Entries from a dataset
================

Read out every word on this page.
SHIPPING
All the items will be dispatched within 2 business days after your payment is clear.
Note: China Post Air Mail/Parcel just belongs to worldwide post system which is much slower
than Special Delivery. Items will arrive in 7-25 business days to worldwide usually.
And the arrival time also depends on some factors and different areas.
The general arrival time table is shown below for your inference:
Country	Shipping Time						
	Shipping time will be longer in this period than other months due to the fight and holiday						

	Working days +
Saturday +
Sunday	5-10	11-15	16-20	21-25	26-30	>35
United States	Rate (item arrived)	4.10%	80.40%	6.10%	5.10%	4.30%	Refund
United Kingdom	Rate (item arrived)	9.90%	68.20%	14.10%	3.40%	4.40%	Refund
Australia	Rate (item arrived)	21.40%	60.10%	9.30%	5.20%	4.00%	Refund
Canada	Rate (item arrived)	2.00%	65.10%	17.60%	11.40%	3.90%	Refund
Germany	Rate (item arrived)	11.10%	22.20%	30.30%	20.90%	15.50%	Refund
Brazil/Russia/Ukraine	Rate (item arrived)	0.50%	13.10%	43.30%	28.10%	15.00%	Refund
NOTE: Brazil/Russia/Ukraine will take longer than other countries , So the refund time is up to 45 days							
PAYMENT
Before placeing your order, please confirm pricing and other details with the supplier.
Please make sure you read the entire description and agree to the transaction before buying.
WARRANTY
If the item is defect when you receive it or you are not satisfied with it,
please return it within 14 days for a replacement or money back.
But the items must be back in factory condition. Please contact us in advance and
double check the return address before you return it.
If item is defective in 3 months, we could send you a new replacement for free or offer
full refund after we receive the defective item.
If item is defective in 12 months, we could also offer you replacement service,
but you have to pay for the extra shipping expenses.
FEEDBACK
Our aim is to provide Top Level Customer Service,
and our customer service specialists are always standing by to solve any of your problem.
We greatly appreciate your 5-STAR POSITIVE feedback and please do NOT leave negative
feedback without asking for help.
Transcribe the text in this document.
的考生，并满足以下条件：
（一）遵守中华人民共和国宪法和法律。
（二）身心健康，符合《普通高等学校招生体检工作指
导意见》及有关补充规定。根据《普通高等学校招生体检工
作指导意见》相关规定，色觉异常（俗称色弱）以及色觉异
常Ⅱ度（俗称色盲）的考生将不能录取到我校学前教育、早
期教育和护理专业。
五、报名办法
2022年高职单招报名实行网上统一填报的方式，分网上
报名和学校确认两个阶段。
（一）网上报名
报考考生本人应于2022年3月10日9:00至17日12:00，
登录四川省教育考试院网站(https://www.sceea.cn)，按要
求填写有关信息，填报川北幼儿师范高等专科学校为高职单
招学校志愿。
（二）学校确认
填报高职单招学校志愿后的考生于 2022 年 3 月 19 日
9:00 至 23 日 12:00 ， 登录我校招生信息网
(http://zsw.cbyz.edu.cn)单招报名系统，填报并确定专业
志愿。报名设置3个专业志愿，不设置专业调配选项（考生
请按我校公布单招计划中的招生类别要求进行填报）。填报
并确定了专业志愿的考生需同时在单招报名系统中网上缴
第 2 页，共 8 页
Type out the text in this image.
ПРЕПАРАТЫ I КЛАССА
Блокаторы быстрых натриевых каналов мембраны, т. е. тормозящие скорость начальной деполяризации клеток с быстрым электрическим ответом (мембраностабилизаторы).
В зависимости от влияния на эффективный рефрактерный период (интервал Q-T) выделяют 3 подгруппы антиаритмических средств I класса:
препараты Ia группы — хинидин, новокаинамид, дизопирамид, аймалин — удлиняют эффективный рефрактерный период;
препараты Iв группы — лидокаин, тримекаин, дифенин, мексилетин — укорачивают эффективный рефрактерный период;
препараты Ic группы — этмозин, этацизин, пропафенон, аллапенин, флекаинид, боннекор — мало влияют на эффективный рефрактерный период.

================

**Stated goal**
Lines containing the word "эффективный" must all be returned from the material above.

**Correct answer**
В зависимости от влияния на эффективный рефрактерный период (интервал Q-T) выделяют 3 подгруппы антиаритмических средств I класса:
препараты Ia группы — хинидин, новокаинамид, дизопирамид, аймалин — удлиняют эффективный рефрактерный период;
препараты Iв группы — лидокаин, тримекаин, дифенин, мексилетин — укорачивают эффективный рефрактерный период;
препараты Ic группы — этмозин, этацизин, пропафенон, аллапенин, флекаинид, боннекор — мало влияют на эффективный рефрактерный период.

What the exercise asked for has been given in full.